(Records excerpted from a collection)
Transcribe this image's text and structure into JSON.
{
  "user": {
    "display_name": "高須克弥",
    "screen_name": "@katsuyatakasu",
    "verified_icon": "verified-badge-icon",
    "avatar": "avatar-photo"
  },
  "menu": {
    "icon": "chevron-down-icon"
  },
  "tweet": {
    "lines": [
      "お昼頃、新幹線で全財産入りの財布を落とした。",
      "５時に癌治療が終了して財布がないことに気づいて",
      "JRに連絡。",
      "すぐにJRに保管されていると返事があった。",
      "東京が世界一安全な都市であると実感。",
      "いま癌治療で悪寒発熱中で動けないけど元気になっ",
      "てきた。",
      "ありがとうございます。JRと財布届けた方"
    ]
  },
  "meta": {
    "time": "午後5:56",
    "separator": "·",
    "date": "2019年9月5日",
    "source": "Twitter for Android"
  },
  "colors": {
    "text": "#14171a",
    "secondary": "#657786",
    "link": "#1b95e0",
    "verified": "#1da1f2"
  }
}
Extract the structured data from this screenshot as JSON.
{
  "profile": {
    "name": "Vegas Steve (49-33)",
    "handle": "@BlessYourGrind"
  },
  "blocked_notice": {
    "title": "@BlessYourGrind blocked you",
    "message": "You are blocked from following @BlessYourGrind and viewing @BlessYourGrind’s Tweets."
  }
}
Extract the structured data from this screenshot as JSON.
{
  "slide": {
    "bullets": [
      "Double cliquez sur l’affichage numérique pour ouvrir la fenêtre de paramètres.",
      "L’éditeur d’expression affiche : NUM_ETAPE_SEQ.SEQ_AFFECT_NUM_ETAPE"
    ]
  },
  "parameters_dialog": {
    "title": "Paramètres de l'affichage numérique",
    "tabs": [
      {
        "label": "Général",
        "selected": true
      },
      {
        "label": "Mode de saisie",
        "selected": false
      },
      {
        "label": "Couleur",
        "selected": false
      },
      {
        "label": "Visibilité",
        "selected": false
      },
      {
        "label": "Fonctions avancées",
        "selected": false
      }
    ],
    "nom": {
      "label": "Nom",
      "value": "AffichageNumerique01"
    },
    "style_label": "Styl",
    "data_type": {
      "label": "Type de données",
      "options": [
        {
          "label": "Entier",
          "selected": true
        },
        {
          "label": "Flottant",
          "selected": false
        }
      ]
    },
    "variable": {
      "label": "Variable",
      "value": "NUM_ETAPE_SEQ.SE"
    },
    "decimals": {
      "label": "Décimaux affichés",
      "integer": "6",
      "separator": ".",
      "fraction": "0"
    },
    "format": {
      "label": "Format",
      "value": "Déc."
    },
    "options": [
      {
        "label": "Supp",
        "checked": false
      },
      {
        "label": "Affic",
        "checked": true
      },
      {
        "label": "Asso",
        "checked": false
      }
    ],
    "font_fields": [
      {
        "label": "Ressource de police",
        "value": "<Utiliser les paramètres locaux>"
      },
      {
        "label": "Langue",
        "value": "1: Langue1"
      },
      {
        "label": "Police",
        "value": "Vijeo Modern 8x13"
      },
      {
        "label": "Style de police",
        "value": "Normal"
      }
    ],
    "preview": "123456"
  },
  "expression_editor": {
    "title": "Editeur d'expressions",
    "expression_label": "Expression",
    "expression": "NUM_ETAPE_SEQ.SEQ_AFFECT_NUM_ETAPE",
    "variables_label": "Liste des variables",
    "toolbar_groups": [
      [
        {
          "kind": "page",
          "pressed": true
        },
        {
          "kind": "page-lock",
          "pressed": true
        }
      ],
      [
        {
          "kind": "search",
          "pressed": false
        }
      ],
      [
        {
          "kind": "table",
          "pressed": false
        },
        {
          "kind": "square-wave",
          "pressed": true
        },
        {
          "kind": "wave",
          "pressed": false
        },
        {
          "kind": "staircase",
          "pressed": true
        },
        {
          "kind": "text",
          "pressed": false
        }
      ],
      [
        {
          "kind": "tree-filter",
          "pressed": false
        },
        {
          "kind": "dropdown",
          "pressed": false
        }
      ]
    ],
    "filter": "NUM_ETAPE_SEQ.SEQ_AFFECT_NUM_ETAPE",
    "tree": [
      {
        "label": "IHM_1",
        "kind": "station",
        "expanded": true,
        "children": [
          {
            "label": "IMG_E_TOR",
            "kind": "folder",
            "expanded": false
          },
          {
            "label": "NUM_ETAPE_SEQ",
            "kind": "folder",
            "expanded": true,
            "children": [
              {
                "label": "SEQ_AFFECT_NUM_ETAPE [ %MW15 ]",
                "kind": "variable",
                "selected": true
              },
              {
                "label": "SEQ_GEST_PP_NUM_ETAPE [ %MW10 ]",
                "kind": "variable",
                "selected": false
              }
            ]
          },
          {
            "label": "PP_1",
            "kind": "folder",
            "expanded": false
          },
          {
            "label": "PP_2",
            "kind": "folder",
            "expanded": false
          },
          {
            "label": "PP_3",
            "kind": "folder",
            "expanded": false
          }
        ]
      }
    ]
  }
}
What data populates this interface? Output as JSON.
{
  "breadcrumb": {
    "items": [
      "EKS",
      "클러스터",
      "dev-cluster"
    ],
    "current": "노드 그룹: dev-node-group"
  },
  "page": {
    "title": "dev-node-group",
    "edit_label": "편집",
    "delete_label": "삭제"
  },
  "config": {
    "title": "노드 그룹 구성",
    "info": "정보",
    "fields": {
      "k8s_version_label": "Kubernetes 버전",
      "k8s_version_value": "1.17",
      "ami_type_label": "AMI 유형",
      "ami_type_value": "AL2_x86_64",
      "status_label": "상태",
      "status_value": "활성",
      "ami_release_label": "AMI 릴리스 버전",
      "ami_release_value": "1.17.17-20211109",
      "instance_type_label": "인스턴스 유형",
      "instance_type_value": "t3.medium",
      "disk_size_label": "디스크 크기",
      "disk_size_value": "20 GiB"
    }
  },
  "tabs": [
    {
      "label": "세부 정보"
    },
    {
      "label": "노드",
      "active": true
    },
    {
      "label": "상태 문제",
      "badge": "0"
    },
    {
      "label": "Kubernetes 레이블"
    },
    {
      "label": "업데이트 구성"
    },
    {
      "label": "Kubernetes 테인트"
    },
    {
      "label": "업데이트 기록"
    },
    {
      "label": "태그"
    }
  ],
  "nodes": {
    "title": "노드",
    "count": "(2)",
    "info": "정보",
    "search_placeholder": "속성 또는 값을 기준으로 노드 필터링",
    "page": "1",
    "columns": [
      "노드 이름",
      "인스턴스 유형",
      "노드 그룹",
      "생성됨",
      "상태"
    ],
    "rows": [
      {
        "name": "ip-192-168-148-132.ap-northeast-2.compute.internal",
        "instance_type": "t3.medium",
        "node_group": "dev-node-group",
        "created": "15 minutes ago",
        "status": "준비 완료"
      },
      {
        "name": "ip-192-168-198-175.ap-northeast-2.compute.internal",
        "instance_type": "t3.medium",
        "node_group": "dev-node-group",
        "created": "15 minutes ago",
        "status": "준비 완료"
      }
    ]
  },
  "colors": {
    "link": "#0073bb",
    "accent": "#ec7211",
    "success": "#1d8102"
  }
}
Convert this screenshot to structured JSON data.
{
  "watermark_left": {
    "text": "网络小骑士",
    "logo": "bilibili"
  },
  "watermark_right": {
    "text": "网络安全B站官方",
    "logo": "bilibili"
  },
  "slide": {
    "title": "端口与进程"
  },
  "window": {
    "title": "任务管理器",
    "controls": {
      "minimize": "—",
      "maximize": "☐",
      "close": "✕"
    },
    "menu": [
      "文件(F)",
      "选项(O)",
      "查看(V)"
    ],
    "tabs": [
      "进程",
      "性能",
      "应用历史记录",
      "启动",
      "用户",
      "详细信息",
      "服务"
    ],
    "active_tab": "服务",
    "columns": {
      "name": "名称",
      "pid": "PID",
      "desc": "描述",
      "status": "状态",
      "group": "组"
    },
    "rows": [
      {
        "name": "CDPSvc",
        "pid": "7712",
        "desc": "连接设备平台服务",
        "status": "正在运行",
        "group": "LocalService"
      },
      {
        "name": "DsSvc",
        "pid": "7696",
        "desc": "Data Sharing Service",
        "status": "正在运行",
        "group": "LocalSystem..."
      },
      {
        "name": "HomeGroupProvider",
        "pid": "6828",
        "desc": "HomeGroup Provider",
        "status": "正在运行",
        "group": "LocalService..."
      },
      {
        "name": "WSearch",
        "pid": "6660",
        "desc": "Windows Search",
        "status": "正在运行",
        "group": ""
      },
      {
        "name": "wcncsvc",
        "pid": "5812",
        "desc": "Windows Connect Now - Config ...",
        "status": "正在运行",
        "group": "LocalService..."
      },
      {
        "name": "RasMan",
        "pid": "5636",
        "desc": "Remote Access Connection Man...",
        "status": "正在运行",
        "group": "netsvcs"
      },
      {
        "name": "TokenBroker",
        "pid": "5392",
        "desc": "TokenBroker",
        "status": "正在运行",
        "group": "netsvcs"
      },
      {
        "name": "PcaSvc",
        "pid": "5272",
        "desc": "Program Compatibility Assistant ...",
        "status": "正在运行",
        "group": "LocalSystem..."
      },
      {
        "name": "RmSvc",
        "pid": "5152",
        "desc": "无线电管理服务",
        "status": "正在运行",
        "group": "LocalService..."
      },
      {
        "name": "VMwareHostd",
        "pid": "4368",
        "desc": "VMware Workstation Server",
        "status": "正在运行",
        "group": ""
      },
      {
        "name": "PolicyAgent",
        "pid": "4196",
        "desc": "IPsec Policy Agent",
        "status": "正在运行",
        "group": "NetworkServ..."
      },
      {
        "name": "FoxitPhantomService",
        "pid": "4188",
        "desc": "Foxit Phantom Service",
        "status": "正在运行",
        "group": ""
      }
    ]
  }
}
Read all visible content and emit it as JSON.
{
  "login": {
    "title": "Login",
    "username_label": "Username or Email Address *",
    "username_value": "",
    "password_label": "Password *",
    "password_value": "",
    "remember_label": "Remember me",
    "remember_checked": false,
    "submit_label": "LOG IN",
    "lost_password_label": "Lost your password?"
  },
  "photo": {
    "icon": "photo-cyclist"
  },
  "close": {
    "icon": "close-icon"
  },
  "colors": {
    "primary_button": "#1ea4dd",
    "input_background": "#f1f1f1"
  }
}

■ Aim of the task
Show each line of the data that contains the string "this".

■ Complete response
Transcribe this image's text and structure into JSON.
Extract the structured data from this screenshot as JSON.
Extract the structured data from this screenshot as JSON.
What data populates this interface? Output as JSON.
Convert this screenshot to structured JSON data.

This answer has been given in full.